Problem details: Looking through the listing, how many of its lines hold the word "التلاميذ"? Answer with only the number.

****************

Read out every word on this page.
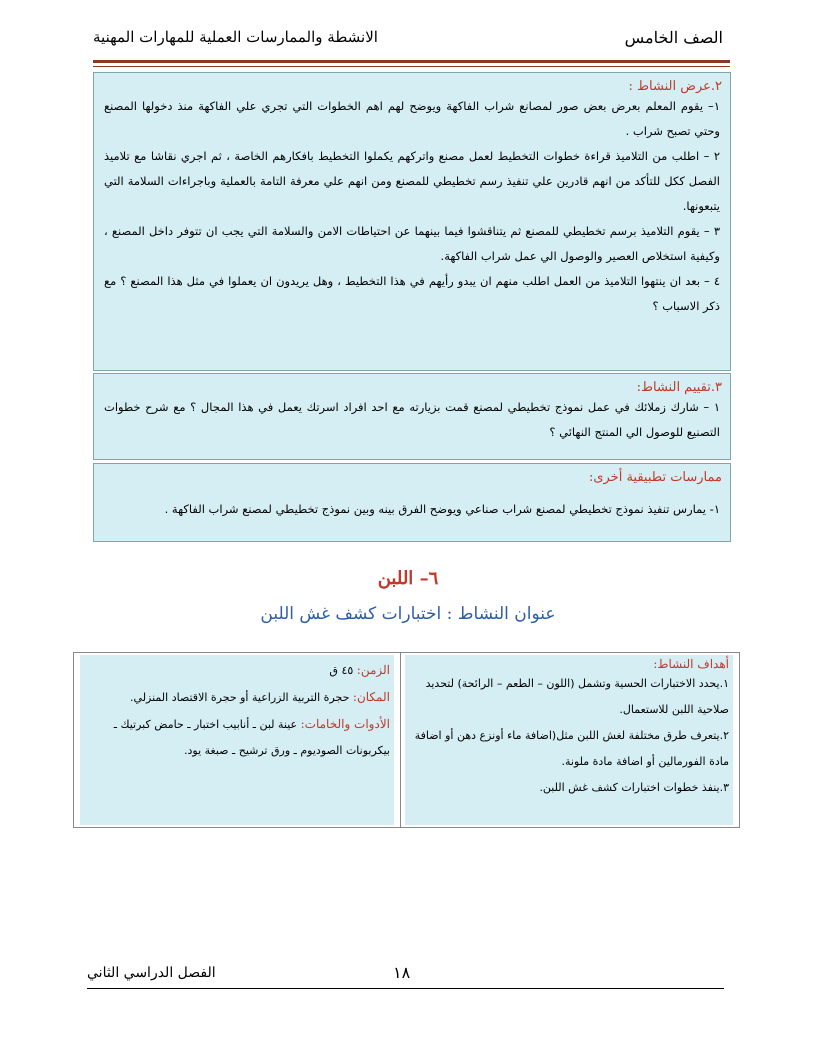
الصف الخامس
الانشطة والممارسات العملية للمهارات المهنية
٢.عرض النشاط :
١– يقوم المعلم بعرض بعض صور لمصانع شراب الفاكهة ويوضح لهم اهم الخطوات التي تجري علي الفاكهة منذ دخولها المصنع وحتي تصبح شراب .
٢ – اطلب من التلاميذ قراءة خطوات التخطيط لعمل مصنع واتركهم يكملوا التخطيط بافكارهم الخاصة ، ثم اجري نقاشا مع تلاميذ الفصل ككل للتأكد من انهم قادرين علي تنفيذ رسم تخطيطي للمصنع ومن انهم علي معرفة التامة بالعملية وباجراءات السلامة التي يتبعونها.
٣ – يقوم التلاميذ برسم تخطيطي للمصنع ثم يتناقشوا فيما بينهما عن احتياطات الامن والسلامة التي يجب ان تتوفر داخل المصنع ، وكيفية استخلاص العصير والوصول الي عمل شراب الفاكهة.
٤ – بعد ان ينتهوا التلاميذ من العمل اطلب منهم ان يبدو رأيهم في هذا التخطيط ، وهل يريدون ان يعملوا في مثل هذا المصنع ؟ مع ذكر الاسباب ؟
٣.تقييم النشاط:
١ – شارك زملائك في عمل نموذج تخطيطي لمصنع قمت بزيارته مع احد افراد اسرتك يعمل في هذا المجال ؟ مع شرح خطوات التصنيع للوصول الي المنتج النهائي ؟
ممارسات تطبيقية أخرى:
١- يمارس تنفيذ نموذج تخطيطي لمصنع شراب صناعي ويوضح الفرق بينه وبين نموذج تخطيطي لمصنع شراب الفاكهة .
٦– اللبن
عنوان النشاط : اختبارات كشف غش اللبن
أهداف النشاط:
١.يحدد الاختبارات الحسية وتشمل (اللون – الطعم – الرائحة) لتحديد صلاحية اللبن للاستعمال.
٢.يتعرف طرق مختلفة لغش اللبن مثل(اضافة ماء أونزع دهن أو اضافة مادة الفورمالين أو اضافة مادة ملونة.
٣.ينفذ خطوات اختبارات كشف غش اللبن.
الزمن: ٤٥ ق
المكان: حجرة التربية الزراعية أو حجرة الاقتصاد المنزلي.
الأدوات والخامات: عينة لبن ـ أنابيب اختبار ـ حامض كبرتيك ـ بيكربونات الصوديوم ـ ورق ترشيح ـ صبغة يود.
الفصل الدراسي الثاني	١٨
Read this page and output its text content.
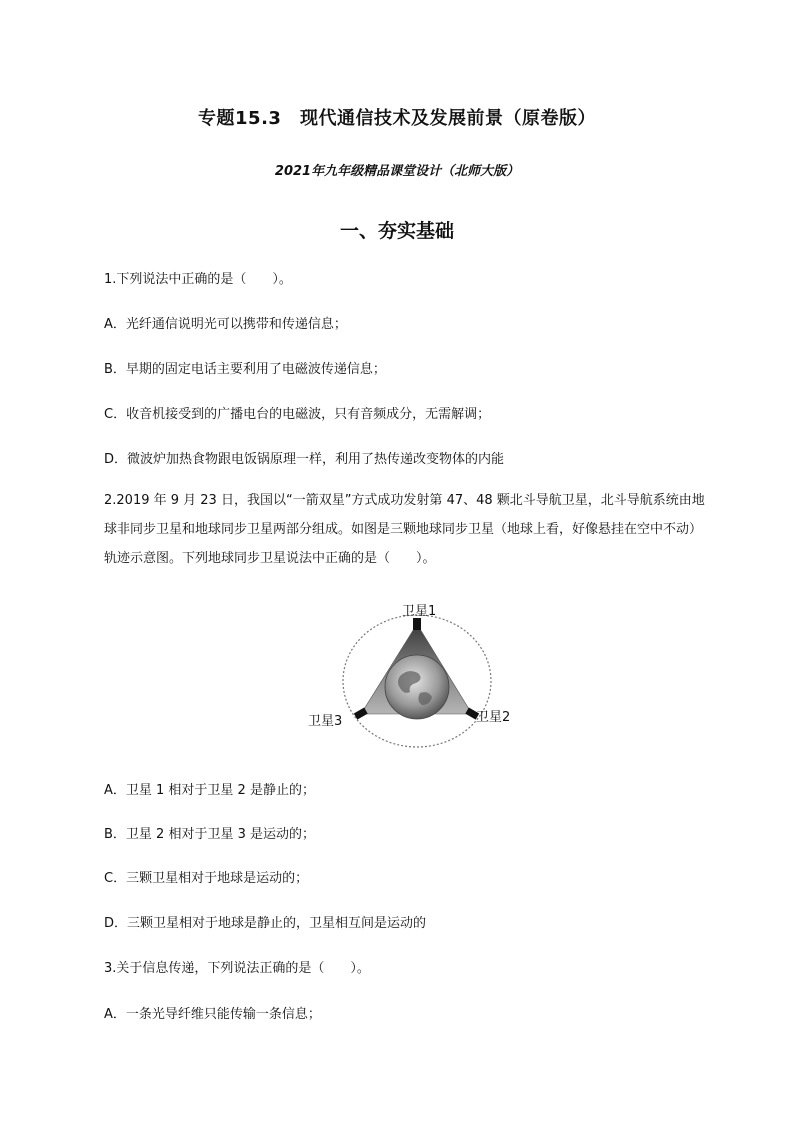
专题15.3　现代通信技术及发展前景（原卷版）
2021年九年级精品课堂设计（北师大版）
一、夯实基础
1.下列说法中正确的是（　　）。
A．光纤通信说明光可以携带和传递信息；
B．早期的固定电话主要利用了电磁波传递信息；
C．收音机接受到的广播电台的电磁波，只有音频成分，无需解调；
D．微波炉加热食物跟电饭锅原理一样，利用了热传递改变物体的内能
2.2019 年 9 月 23 日，我国以“一箭双星”方式成功发射第 47、48 颗北斗导航卫星，北斗导航系统由地球非同步卫星和地球同步卫星两部分组成。如图是三颗地球同步卫星（地球上看，好像悬挂在空中不动）轨迹示意图。下列地球同步卫星说法中正确的是（　　）。
卫星1
卫星2
卫星3
A．卫星 1 相对于卫星 2 是静止的；
B．卫星 2 相对于卫星 3 是运动的；
C．三颗卫星相对于地球是运动的；
D．三颗卫星相对于地球是静止的，卫星相互间是运动的
3.关于信息传递，下列说法正确的是（　　）。
A．一条光导纤维只能传输一条信息；
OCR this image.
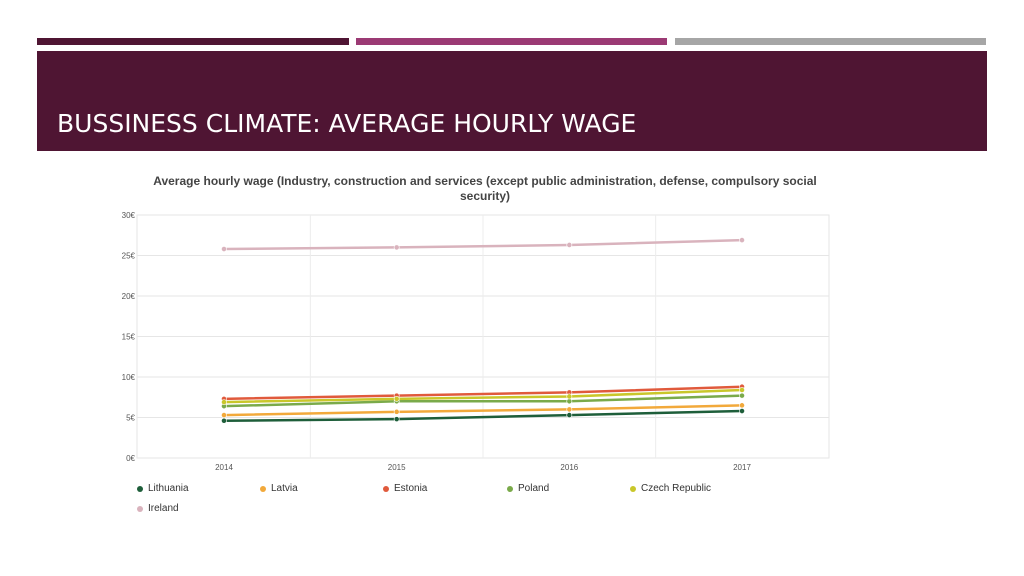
BUSSINESS CLIMATE: AVERAGE HOURLY WAGE
Average hourly wage (Industry, construction and services (except public administration, defense, compulsory social security)
0€
5€
10€
15€
20€
25€
30€
2014	2015	2016	2017
Lithuania	Latvia	Estonia	Poland	Czech Republic
Ireland
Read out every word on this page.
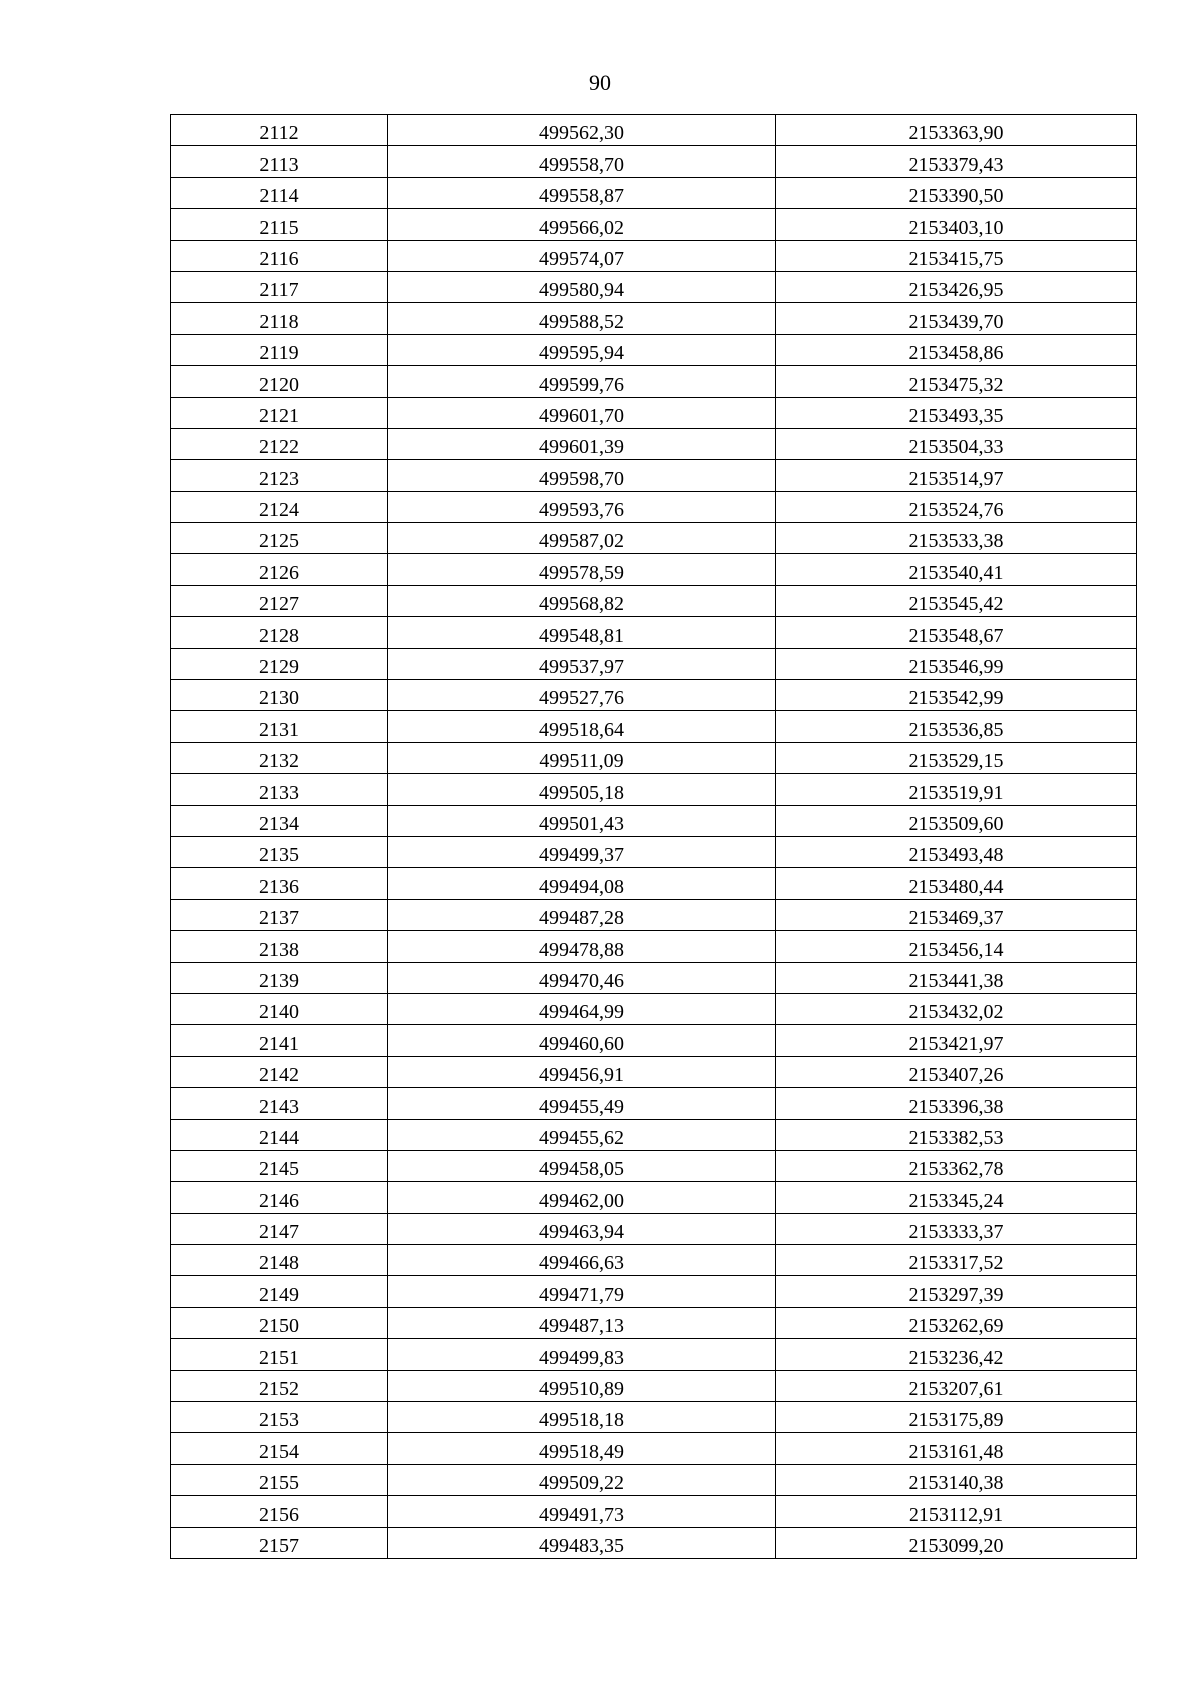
90
2112	499562,30	2153363,90
2113	499558,70	2153379,43
2114	499558,87	2153390,50
2115	499566,02	2153403,10
2116	499574,07	2153415,75
2117	499580,94	2153426,95
2118	499588,52	2153439,70
2119	499595,94	2153458,86
2120	499599,76	2153475,32
2121	499601,70	2153493,35
2122	499601,39	2153504,33
2123	499598,70	2153514,97
2124	499593,76	2153524,76
2125	499587,02	2153533,38
2126	499578,59	2153540,41
2127	499568,82	2153545,42
2128	499548,81	2153548,67
2129	499537,97	2153546,99
2130	499527,76	2153542,99
2131	499518,64	2153536,85
2132	499511,09	2153529,15
2133	499505,18	2153519,91
2134	499501,43	2153509,60
2135	499499,37	2153493,48
2136	499494,08	2153480,44
2137	499487,28	2153469,37
2138	499478,88	2153456,14
2139	499470,46	2153441,38
2140	499464,99	2153432,02
2141	499460,60	2153421,97
2142	499456,91	2153407,26
2143	499455,49	2153396,38
2144	499455,62	2153382,53
2145	499458,05	2153362,78
2146	499462,00	2153345,24
2147	499463,94	2153333,37
2148	499466,63	2153317,52
2149	499471,79	2153297,39
2150	499487,13	2153262,69
2151	499499,83	2153236,42
2152	499510,89	2153207,61
2153	499518,18	2153175,89
2154	499518,49	2153161,48
2155	499509,22	2153140,38
2156	499491,73	2153112,91
2157	499483,35	2153099,20
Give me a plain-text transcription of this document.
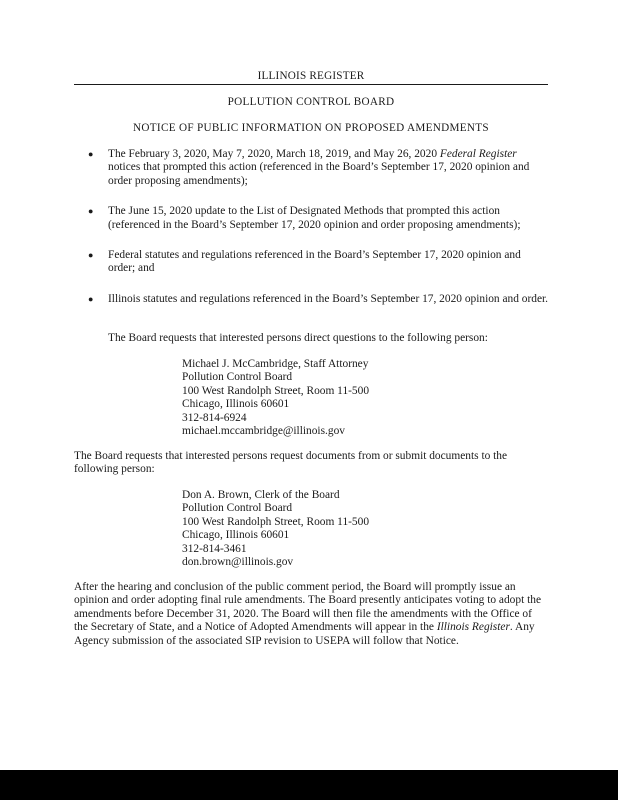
ILLINOIS REGISTER
POLLUTION CONTROL BOARD
NOTICE OF PUBLIC INFORMATION ON PROPOSED AMENDMENTS
● The February 3, 2020, May 7, 2020, March 18, 2019, and May 26, 2020 Federal Register notices that prompted this action (referenced in the Board’s September 17, 2020 opinion and order proposing amendments);
● The June 15, 2020 update to the List of Designated Methods that prompted this action (referenced in the Board’s September 17, 2020 opinion and order proposing amendments);
● Federal statutes and regulations referenced in the Board’s September 17, 2020 opinion and order; and
● Illinois statutes and regulations referenced in the Board’s September 17, 2020 opinion and order.
The Board requests that interested persons direct questions to the following person:
Michael J. McCambridge, Staff Attorney
Pollution Control Board
100 West Randolph Street, Room 11-500
Chicago, Illinois 60601
312-814-6924
michael.mccambridge@illinois.gov
The Board requests that interested persons request documents from or submit documents to the following person:
Don A. Brown, Clerk of the Board
Pollution Control Board
100 West Randolph Street, Room 11-500
Chicago, Illinois 60601
312-814-3461
don.brown@illinois.gov
After the hearing and conclusion of the public comment period, the Board will promptly issue an opinion and order adopting final rule amendments. The Board presently anticipates voting to adopt the amendments before December 31, 2020. The Board will then file the amendments with the Office of the Secretary of State, and a Notice of Adopted Amendments will appear in the Illinois Register. Any Agency submission of the associated SIP revision to USEPA will follow that Notice.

****************

Solution to the exercise: 3